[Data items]

.....

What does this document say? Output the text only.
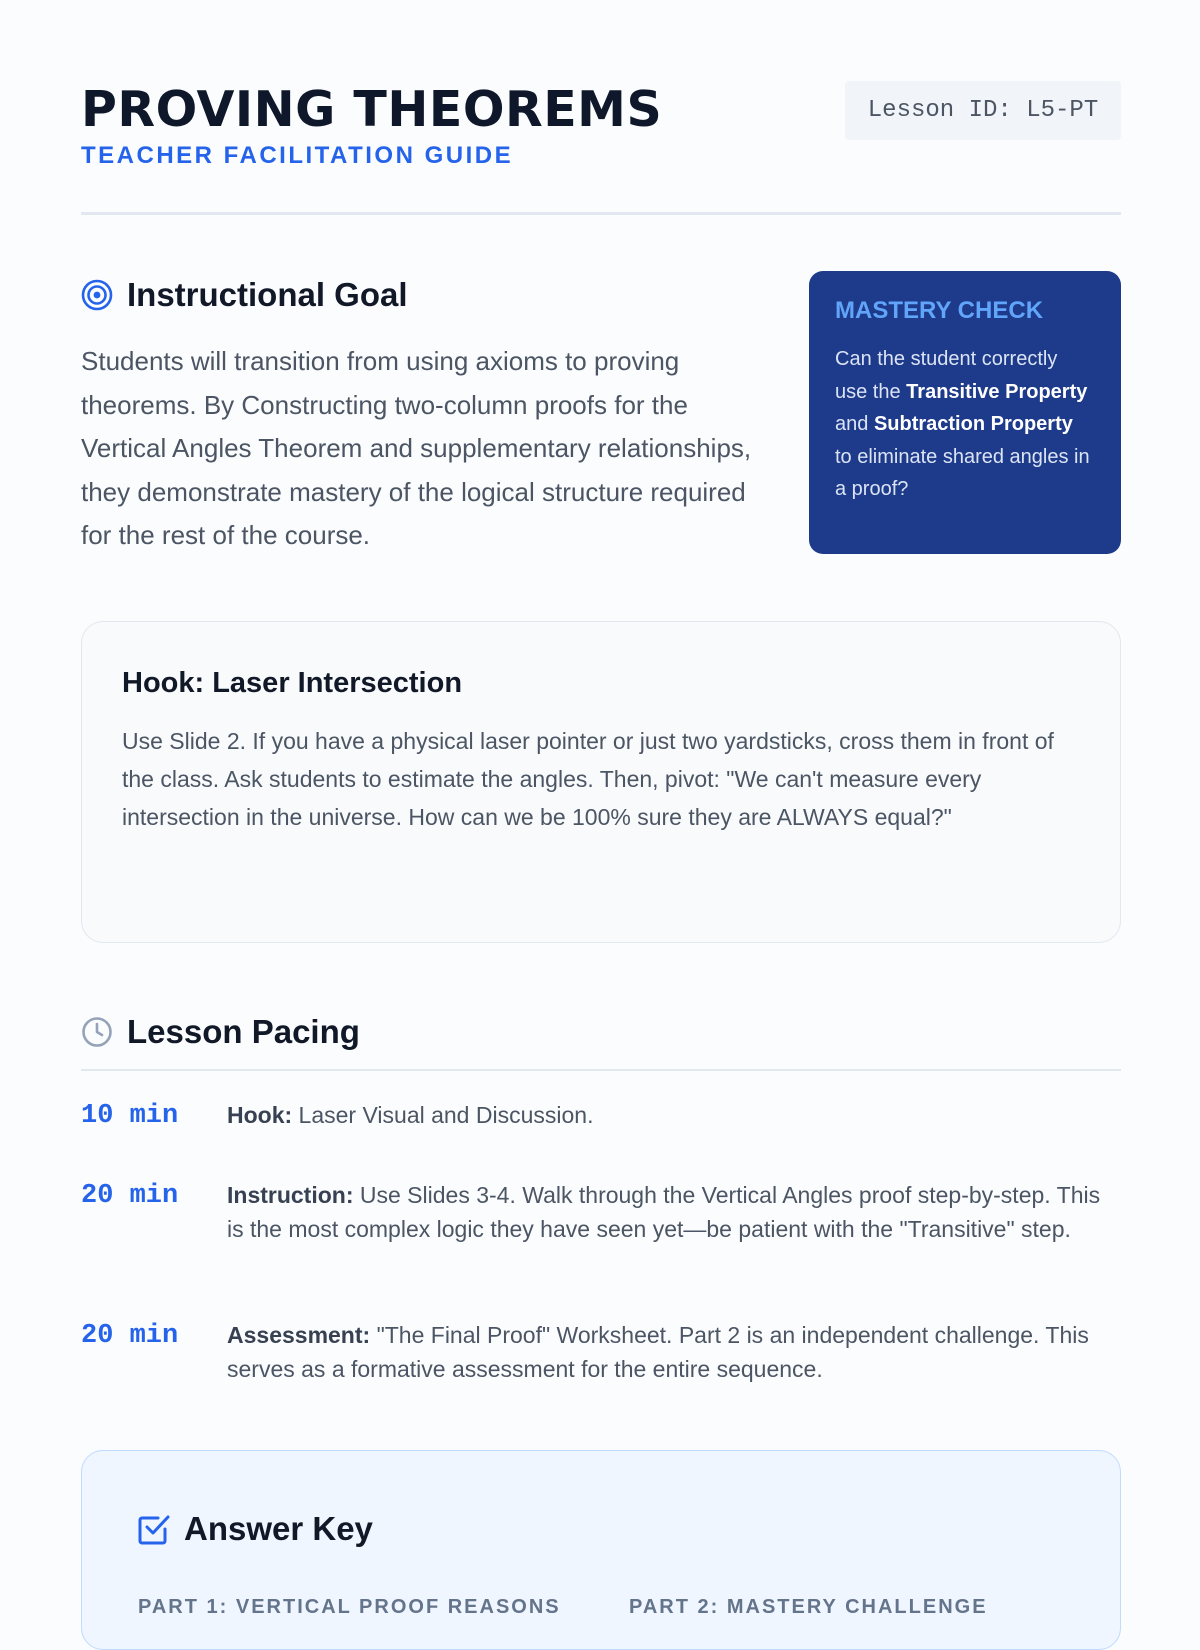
PROVING THEOREMS
TEACHER FACILITATION GUIDE
Lesson ID: L5-PT
Instructional Goal

Students will transition from using axioms to proving theorems. By Constructing two-column proofs for the Vertical Angles Theorem and supplementary relationships, they demonstrate mastery of the logical structure required for the rest of the course.

MASTERY CHECK

Can the student correctly use the Transitive Property and Subtraction Property to eliminate shared angles in a proof?

Hook: Laser Intersection

Use Slide 2. If you have a physical laser pointer or just two yardsticks, cross them in front of the class. Ask students to estimate the angles. Then, pivot: "We can't measure every intersection in the universe. How can we be 100% sure they are ALWAYS equal?"

Lesson Pacing
10 min	Hook: Laser Visual and Discussion.
20 min	Instruction: Use Slides 3-4. Walk through the Vertical Angles proof step-by-step. This is the most complex logic they have seen yet—be patient with the "Transitive" step.
20 min	Assessment: "The Final Proof" Worksheet. Part 2 is an independent challenge. This serves as a formative assessment for the entire sequence.
Answer Key
PART 1: VERTICAL PROOF REASONS	PART 2: MASTERY CHALLENGE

.....

Look through the listing and extract every line with "Hook" in it.

## Expected output
Hook: Laser Intersection
10 min	Hook: Laser Visual and Discussion.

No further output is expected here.